Part of a data file
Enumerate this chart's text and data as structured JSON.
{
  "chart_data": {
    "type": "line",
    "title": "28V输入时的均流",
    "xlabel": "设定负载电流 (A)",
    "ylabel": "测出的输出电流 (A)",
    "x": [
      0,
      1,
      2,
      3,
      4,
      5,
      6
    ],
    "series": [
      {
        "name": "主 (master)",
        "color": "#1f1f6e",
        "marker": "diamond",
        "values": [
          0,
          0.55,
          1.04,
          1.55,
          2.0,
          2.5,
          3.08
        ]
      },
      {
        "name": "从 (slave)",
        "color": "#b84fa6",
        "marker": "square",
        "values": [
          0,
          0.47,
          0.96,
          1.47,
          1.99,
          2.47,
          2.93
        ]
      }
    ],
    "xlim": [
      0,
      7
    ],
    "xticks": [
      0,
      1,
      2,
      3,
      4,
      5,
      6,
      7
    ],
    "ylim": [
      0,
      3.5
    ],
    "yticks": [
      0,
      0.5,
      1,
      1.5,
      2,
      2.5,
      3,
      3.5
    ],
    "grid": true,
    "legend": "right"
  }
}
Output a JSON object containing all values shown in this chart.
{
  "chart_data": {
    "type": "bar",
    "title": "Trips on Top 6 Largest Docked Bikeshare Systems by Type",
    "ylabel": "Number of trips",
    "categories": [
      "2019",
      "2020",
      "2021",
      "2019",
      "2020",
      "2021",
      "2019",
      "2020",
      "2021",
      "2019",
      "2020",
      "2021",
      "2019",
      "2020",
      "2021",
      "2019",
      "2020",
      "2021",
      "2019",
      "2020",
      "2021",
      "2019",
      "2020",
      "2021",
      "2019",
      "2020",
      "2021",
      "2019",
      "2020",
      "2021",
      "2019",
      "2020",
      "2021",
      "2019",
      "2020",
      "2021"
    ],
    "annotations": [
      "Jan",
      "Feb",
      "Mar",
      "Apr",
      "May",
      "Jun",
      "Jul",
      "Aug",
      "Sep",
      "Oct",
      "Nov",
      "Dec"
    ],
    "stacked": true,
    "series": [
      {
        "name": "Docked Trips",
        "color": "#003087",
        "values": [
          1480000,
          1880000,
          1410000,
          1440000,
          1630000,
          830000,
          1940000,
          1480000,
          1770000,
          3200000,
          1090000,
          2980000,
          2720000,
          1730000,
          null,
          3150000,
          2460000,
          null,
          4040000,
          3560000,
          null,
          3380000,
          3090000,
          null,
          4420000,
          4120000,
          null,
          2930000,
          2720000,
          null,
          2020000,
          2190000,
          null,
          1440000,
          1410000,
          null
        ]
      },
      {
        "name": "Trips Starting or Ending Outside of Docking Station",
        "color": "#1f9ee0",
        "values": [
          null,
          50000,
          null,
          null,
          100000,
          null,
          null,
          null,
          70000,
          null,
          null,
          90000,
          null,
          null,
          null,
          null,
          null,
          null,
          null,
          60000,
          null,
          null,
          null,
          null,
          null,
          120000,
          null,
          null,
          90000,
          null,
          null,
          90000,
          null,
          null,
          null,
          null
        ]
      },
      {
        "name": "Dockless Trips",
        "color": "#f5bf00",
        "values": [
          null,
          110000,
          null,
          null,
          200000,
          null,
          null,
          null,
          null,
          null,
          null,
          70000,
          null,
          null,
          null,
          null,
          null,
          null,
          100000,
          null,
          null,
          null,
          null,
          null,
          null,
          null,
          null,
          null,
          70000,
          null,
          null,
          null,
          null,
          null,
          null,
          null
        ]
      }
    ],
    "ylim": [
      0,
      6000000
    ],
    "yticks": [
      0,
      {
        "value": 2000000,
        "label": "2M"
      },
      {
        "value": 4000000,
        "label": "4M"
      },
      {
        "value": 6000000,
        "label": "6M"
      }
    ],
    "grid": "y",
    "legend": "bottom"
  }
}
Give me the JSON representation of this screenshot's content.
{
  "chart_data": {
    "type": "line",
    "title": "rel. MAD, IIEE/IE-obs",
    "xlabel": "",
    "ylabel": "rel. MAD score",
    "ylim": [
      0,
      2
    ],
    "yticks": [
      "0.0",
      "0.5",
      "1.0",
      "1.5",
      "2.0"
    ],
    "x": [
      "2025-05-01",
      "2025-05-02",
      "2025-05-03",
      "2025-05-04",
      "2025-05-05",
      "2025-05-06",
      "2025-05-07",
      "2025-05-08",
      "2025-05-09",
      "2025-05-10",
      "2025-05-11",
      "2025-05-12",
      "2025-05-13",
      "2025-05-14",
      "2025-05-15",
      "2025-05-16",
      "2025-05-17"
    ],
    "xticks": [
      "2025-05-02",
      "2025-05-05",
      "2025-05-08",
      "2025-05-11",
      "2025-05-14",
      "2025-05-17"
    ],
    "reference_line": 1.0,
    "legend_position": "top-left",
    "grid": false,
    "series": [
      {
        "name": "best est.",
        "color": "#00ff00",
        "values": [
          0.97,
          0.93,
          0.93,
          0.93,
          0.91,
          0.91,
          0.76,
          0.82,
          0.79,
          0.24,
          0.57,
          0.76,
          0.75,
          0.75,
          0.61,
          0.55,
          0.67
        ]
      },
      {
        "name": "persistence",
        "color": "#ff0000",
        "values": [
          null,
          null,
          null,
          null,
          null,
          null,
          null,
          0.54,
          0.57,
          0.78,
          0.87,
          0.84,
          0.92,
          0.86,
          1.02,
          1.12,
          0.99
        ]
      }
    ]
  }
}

• **Description of the task**
Each record above should be restated word for word.

• **Result for this exercise**
Enumerate this chart's text and data as structured JSON.
{
  "chart_data": {
    "type": "line",
    "title": "28V输入时的均流",
    "xlabel": "设定负载电流 (A)",
    "ylabel": "测出的输出电流 (A)",
    "x": [
      0,
      1,
      2,
      3,
      4,
      5,
      6
    ],
    "series": [
      {
        "name": "主 (master)",
        "color": "#1f1f6e",
        "marker": "diamond",
        "values": [
          0,
          0.55,
          1.04,
          1.55,
          2.0,
          2.5,
          3.08
        ]
      },
      {
        "name": "从 (slave)",
        "color": "#b84fa6",
        "marker": "square",
        "values": [
          0,
          0.47,
          0.96,
          1.47,
          1.99,
          2.47,
          2.93
        ]
      }
    ],
    "xlim": [
      0,
      7
    ],
    "xticks": [
      0,
      1,
      2,
      3,
      4,
      5,
      6,
      7
    ],
    "ylim": [
      0,
      3.5
    ],
    "yticks": [
      0,
      0.5,
      1,
      1.5,
      2,
      2.5,
      3,
      3.5
    ],
    "grid": true,
    "legend": "right"
  }
}
Output a JSON object containing all values shown in this chart.
{
  "chart_data": {
    "type": "bar",
    "title": "Trips on Top 6 Largest Docked Bikeshare Systems by Type",
    "ylabel": "Number of trips",
    "categories": [
      "2019",
      "2020",
      "2021",
      "2019",
      "2020",
      "2021",
      "2019",
      "2020",
      "2021",
      "2019",
      "2020",
      "2021",
      "2019",
      "2020",
      "2021",
      "2019",
      "2020",
      "2021",
      "2019",
      "2020",
      "2021",
      "2019",
      "2020",
      "2021",
      "2019",
      "2020",
      "2021",
      "2019",
      "2020",
      "2021",
      "2019",
      "2020",
      "2021",
      "2019",
      "2020",
      "2021"
    ],
    "annotations": [
      "Jan",
      "Feb",
      "Mar",
      "Apr",
      "May",
      "Jun",
      "Jul",
      "Aug",
      "Sep",
      "Oct",
      "Nov",
      "Dec"
    ],
    "stacked": true,
    "series": [
      {
        "name": "Docked Trips",
        "color": "#003087",
        "values": [
          1480000,
          1880000,
          1410000,
          1440000,
          1630000,
          830000,
          1940000,
          1480000,
          1770000,
          3200000,
          1090000,
          2980000,
          2720000,
          1730000,
          null,
          3150000,
          2460000,
          null,
          4040000,
          3560000,
          null,
          3380000,
          3090000,
          null,
          4420000,
          4120000,
          null,
          2930000,
          2720000,
          null,
          2020000,
          2190000,
          null,
          1440000,
          1410000,
          null
        ]
      },
      {
        "name": "Trips Starting or Ending Outside of Docking Station",
        "color": "#1f9ee0",
        "values": [
          null,
          50000,
          null,
          null,
          100000,
          null,
          null,
          null,
          70000,
          null,
          null,
          90000,
          null,
          null,
          null,
          null,
          null,
          null,
          null,
          60000,
          null,
          null,
          null,
          null,
          null,
          120000,
          null,
          null,
          90000,
          null,
          null,
          90000,
          null,
          null,
          null,
          null
        ]
      },
      {
        "name": "Dockless Trips",
        "color": "#f5bf00",
        "values": [
          null,
          110000,
          null,
          null,
          200000,
          null,
          null,
          null,
          null,
          null,
          null,
          70000,
          null,
          null,
          null,
          null,
          null,
          null,
          100000,
          null,
          null,
          null,
          null,
          null,
          null,
          null,
          null,
          null,
          70000,
          null,
          null,
          null,
          null,
          null,
          null,
          null
        ]
      }
    ],
    "ylim": [
      0,
      6000000
    ],
    "yticks": [
      0,
      {
        "value": 2000000,
        "label": "2M"
      },
      {
        "value": 4000000,
        "label": "4M"
      },
      {
        "value": 6000000,
        "label": "6M"
      }
    ],
    "grid": "y",
    "legend": "bottom"
  }
}
Give me the JSON representation of this screenshot's content.
{
  "chart_data": {
    "type": "line",
    "title": "rel. MAD, IIEE/IE-obs",
    "xlabel": "",
    "ylabel": "rel. MAD score",
    "ylim": [
      0,
      2
    ],
    "yticks": [
      "0.0",
      "0.5",
      "1.0",
      "1.5",
      "2.0"
    ],
    "x": [
      "2025-05-01",
      "2025-05-02",
      "2025-05-03",
      "2025-05-04",
      "2025-05-05",
      "2025-05-06",
      "2025-05-07",
      "2025-05-08",
      "2025-05-09",
      "2025-05-10",
      "2025-05-11",
      "2025-05-12",
      "2025-05-13",
      "2025-05-14",
      "2025-05-15",
      "2025-05-16",
      "2025-05-17"
    ],
    "xticks": [
      "2025-05-02",
      "2025-05-05",
      "2025-05-08",
      "2025-05-11",
      "2025-05-14",
      "2025-05-17"
    ],
    "reference_line": 1.0,
    "legend_position": "top-left",
    "grid": false,
    "series": [
      {
        "name": "best est.",
        "color": "#00ff00",
        "values": [
          0.97,
          0.93,
          0.93,
          0.93,
          0.91,
          0.91,
          0.76,
          0.82,
          0.79,
          0.24,
          0.57,
          0.76,
          0.75,
          0.75,
          0.61,
          0.55,
          0.67
        ]
      },
      {
        "name": "persistence",
        "color": "#ff0000",
        "values": [
          null,
          null,
          null,
          null,
          null,
          null,
          null,
          0.54,
          0.57,
          0.78,
          0.87,
          0.84,
          0.92,
          0.86,
          1.02,
          1.12,
          0.99
        ]
      }
    ]
  }
}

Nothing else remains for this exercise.